- _TASK LIST_
#1 In the passage on clergy abuse litigation, what percentage of cases against the Catholic Church end in settlement?
#2 Continue the passage on clergy abuse litigation against the Catholic Church from its last sentence, in the same voice.

The Catholic Church has learned that through the civil litigation process, it can wear down the overwhelming majority of victims. Most survivors of clergy abuse understandably do not have the strength for the years-long protracted legal battle that it takes to ferret out the truth and take the case to a jury. And most survivors do not want to want to put themselves through the grueling litigation process because it requires them to relive the abuse over and over again; they also want to spare their families the pain of living through the public retelling of the human nightmare that was their childhood.

Dioceses understand and rely upon the fact that the civil justice system will protect them and their secrets. Typically after a period of prolonged litigation, the diocese has the victim in a position where settlement is almost guaranteed. And for the church, paying money is much preferred to revealing the whole sordid truth.

The result is a system that has enabled a powerful, influential institution to largely evade accountability over decades for its widespread crimes and misconduct. Civil attorneys have litigated against the Catholic Church for over 20 years, and collectively, our clients have received millions. But because 99.5% of these cases are resolved by settlement, the full truth of the church’s appalling behavior is rarely revealed.

- _INPUT DATA_
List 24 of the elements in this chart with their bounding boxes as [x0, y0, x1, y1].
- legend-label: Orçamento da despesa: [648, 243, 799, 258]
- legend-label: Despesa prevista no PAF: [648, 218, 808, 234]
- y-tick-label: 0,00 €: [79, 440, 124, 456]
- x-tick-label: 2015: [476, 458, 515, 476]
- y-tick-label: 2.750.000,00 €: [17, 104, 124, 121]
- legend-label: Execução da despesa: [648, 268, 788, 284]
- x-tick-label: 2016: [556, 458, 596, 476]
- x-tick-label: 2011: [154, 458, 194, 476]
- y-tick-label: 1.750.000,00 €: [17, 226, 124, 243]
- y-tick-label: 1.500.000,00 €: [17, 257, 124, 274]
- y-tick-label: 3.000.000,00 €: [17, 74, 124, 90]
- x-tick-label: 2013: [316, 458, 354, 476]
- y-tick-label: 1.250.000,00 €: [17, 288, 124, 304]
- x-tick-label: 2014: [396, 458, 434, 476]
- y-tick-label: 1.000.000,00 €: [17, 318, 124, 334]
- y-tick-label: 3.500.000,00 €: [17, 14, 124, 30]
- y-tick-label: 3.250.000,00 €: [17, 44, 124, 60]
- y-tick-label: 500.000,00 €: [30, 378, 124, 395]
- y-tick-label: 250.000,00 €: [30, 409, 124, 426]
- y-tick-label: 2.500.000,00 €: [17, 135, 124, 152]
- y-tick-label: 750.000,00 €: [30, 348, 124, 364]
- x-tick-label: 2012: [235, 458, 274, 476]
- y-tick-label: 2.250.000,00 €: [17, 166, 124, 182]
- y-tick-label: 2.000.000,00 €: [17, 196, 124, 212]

- _YOUR WRITTEN ANSWERS_
#1 99.5%

#2
The reality is that the civil justice system simply does not have the same ability as a grand jury to uncover the truth. The civil process provides the church with ample protections, from refusing to provide critical, revealing documents on the grounds of privacy or relevancy to narrowing the scope of questions that bishops and other church leaders can be asked during depositions. Victims’ attorneys have spent years banging our heads against the courthouse doors trying to obtain the secret documents that were acquired by the Pennsylvania grand jury, and which formed the foundation of its explosive revelations.

Grand juries are extremely effective at flushing out the truth in these types of situations, because at their very hearts, they are criminal investigative bodies. Where there are very limited legal avenues to holding large institutions accountable for their transgressions in civil cases, grand juries fulfill a critical function of protecting the public. This role affords them much broader power to subpoena both documents and testimony than that allowed by the discovery process in a civil litigation setting. For example, as seen in the Pennsylvania case, grand juries have the authority to demand bishops and other high-ranking church officials testify on a wide-ranging number of subjects that ordinarily never see the light of day. Unfortunately, despite the effectiveness of this critical investigative tool, it has rarely been used by state attorneys general or local district attorneys. Before the Pennsylvania grand jury report, only a precious few grand juries have ever been empaneled to explore the crimes of the Catholic Church.

The Pennsylvania grand jury has created such a volcanic public reaction solely because of the harsh truths it was able to uncover. The report is responsible for breathing new life into the movement to change the unjust and rigid statutes of limitations, which now prevent untold numbers of victims nationwide from obtaining the justice to which they are entitled.

Every Roman Catholic diocese and archdiocese must be held publicly accountable for their complicity in the sexual abuse of generations of children. These grand juries must be the voice of the untold thousands who were forced to remain silent, including those who went to their graves never revealing the crimes that ruined their lives. Now is the time for all state attorneys general and district attorneys to empanel grand juries to investigate the Roman Catholic dioceses in their jurisdictions. Victims deserve it and justice demands nothing less.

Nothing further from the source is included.